* [SHORT EXERCISE 1] Rewrite the extracted records from their start through the line containing "svg-text:Type - III", replacing "screenshot" with "rendered page" and leaving everything else unchanged.

Glasgow Kelvin CLP
Little did the 50,000 demonstrators who marched through Glasgow on May 5th. under the ‘Independence Now’ banner know what the SNP had in store for them a couple of weeks down the line.
For May 25th. saw the much delayed publication of the SNP’s long awaited Growth Commission report. Aiming to tackle the criticisms of the SNPs economic case for independence advanced during the 2014 referendum, it was entitled ‘Scotland – the New Case for Optimism’. In terms of a rosy future for an independent Scotland it was anything but, for it marked the abandonment of the Party’s positioning on the left. The only optimism lay in its potential to win back to Labour many of those who had turned away from party in disgust during the Blair/Brown era and went on to embrace independence as a route to a fairer society.

[Extracted records]
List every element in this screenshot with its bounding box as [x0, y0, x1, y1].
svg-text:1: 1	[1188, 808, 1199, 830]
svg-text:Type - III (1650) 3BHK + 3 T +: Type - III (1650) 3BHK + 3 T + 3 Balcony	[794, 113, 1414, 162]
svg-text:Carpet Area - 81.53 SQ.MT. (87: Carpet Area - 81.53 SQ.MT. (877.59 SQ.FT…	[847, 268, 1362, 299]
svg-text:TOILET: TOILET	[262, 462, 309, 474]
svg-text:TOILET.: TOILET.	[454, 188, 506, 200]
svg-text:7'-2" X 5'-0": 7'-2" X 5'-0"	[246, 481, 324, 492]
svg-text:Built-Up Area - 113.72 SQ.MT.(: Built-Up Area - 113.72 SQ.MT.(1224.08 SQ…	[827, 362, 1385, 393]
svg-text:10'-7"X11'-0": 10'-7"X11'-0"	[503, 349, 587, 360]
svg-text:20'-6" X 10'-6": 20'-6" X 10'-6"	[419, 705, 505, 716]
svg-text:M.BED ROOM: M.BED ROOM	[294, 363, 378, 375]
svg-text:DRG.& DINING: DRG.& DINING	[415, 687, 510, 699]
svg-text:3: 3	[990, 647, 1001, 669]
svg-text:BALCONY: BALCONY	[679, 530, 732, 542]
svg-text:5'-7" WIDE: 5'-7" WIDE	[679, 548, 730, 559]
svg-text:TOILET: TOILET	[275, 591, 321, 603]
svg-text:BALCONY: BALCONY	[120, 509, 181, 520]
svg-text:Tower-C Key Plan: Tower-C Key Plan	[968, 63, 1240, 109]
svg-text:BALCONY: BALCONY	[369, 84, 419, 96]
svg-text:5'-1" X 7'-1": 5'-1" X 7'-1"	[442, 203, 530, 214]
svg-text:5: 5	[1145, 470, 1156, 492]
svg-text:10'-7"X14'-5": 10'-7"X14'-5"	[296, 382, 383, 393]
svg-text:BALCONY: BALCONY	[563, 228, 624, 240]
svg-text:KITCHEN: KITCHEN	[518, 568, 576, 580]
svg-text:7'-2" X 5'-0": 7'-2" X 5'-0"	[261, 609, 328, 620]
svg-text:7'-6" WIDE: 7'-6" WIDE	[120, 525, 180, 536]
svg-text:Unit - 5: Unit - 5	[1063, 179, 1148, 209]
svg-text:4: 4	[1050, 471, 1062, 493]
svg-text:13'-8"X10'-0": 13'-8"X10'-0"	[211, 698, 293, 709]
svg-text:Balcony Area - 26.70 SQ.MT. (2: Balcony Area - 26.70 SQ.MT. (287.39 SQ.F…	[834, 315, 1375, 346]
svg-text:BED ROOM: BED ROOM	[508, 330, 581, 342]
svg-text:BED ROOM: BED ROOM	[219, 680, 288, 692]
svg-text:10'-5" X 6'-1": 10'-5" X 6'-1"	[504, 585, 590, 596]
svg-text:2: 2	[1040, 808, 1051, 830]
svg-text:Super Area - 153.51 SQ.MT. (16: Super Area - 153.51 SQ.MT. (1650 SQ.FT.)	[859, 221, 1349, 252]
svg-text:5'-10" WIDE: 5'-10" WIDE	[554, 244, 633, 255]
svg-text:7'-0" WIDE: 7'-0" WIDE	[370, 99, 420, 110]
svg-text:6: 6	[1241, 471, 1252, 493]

* [SHORT EXERCISE 2] In the article about the SNP's Growth Commission report, what title did the report carry?

* [SOLUTION 1]
List every element in this rendered page with its bounding box as [x0, y0, x1, y1].
svg-text:1: 1	[1188, 808, 1199, 830]
svg-text:Type - III (1650) 3BHK + 3 T +: Type - III (1650) 3BHK + 3 T + 3 Balcony	[794, 113, 1414, 162]

* [SOLUTION 2] Scotland – the New Case for Optimism